**WORK INSTRUCTIONS**
Return the whole listing, line for line, without the pictures in it.

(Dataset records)
---+---

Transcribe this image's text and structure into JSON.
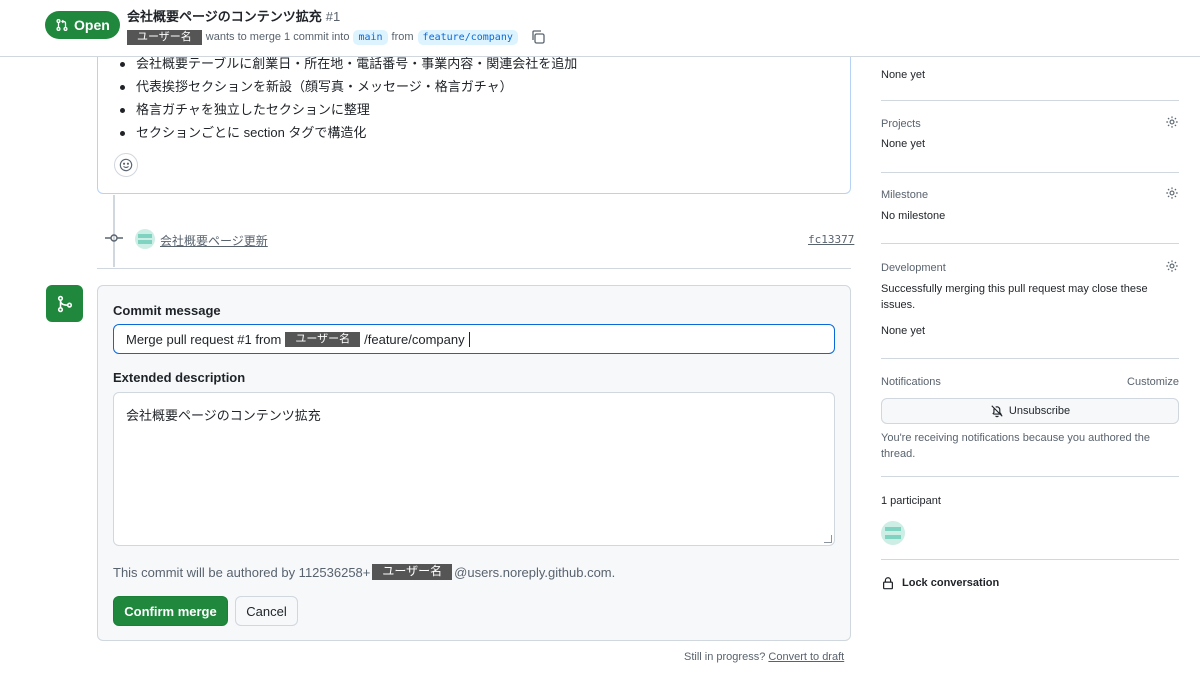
{
  "header": {
    "state": "Open",
    "title": "会社概要ページのコンテンツ拡充",
    "number": "#1",
    "author": "ユーザー名",
    "merge_text": "wants to merge 1 commit into",
    "base_branch": "main",
    "from_text": "from",
    "head_branch": "feature/company"
  },
  "body": {
    "bullets": [
      "会社概要テーブルに創業日・所在地・電話番号・事業内容・関連会社を追加",
      "代表挨拶セクションを新設（顔写真・メッセージ・格言ガチャ）",
      "格言ガチャを独立したセクションに整理",
      "セクションごとに section タグで構造化"
    ]
  },
  "commit": {
    "message": "会社概要ページ更新",
    "sha": "fc13377"
  },
  "merge": {
    "commit_label": "Commit message",
    "commit_prefix": "Merge pull request #1 from",
    "commit_user": "ユーザー名",
    "commit_suffix": "/feature/company",
    "desc_label": "Extended description",
    "desc_value": "会社概要ページのコンテンツ拡充",
    "authored_prefix": "This commit will be authored by 112536258+",
    "authored_user": "ユーザー名",
    "authored_suffix": "@users.noreply.github.com.",
    "confirm_label": "Confirm merge",
    "cancel_label": "Cancel",
    "draft_text": "Still in progress?",
    "draft_link": "Convert to draft"
  },
  "sidebar": {
    "reviewers_value": "None yet",
    "projects_title": "Projects",
    "projects_value": "None yet",
    "milestone_title": "Milestone",
    "milestone_value": "No milestone",
    "development_title": "Development",
    "development_note": "Successfully merging this pull request may close these issues.",
    "development_value": "None yet",
    "notifications_title": "Notifications",
    "customize": "Customize",
    "unsubscribe": "Unsubscribe",
    "notify_note": "You're receiving notifications because you authored the thread.",
    "participants": "1 participant",
    "lock": "Lock conversation"
  },
  "colors": {
    "green": "#1f883d",
    "blue": "#0969da",
    "border": "#d0d7de"
  }
}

---+---

**COMPLETE RESPONSE**
Transcribe this image's text and structure into JSON.
{
  "header": {
    "state": "Open",
    "title": "会社概要ページのコンテンツ拡充",
    "number": "#1",
    "author": "ユーザー名",
    "merge_text": "wants to merge 1 commit into",
    "base_branch": "main",
    "from_text": "from",
    "head_branch": "feature/company"
  },
  "body": {
    "bullets": [
      "会社概要テーブルに創業日・所在地・電話番号・事業内容・関連会社を追加",
      "代表挨拶セクションを新設（顔写真・メッセージ・格言ガチャ）",
      "格言ガチャを独立したセクションに整理",
      "セクションごとに section タグで構造化"
    ]
  },
  "commit": {
    "message": "会社概要ページ更新",
    "sha": "fc13377"
  },
  "merge": {
    "commit_label": "Commit message",
    "commit_prefix": "Merge pull request #1 from",
    "commit_user": "ユーザー名",
    "commit_suffix": "/feature/company",
    "desc_label": "Extended description",
    "desc_value": "会社概要ページのコンテンツ拡充",
    "authored_prefix": "This commit will be authored by 112536258+",
    "authored_user": "ユーザー名",
    "authored_suffix": "@users.noreply.github.com.",
    "confirm_label": "Confirm merge",
    "cancel_label": "Cancel",
    "draft_text": "Still in progress?",
    "draft_link": "Convert to draft"
  },
  "sidebar": {
    "reviewers_value": "None yet",
    "projects_title": "Projects",
    "projects_value": "None yet",
    "milestone_title": "Milestone",
    "milestone_value": "No milestone",
    "development_title": "Development",
    "development_note": "Successfully merging this pull request may close these issues.",
    "development_value": "None yet",
    "notifications_title": "Notifications",
    "customize": "Customize",
    "unsubscribe": "Unsubscribe",
    "notify_note": "You're receiving notifications because you authored the thread.",
    "participants": "1 participant",
    "lock": "Lock conversation"
  },
  "colors": {
    "green": "#1f883d",
    "blue": "#0969da",
    "border": "#d0d7de"
  }
}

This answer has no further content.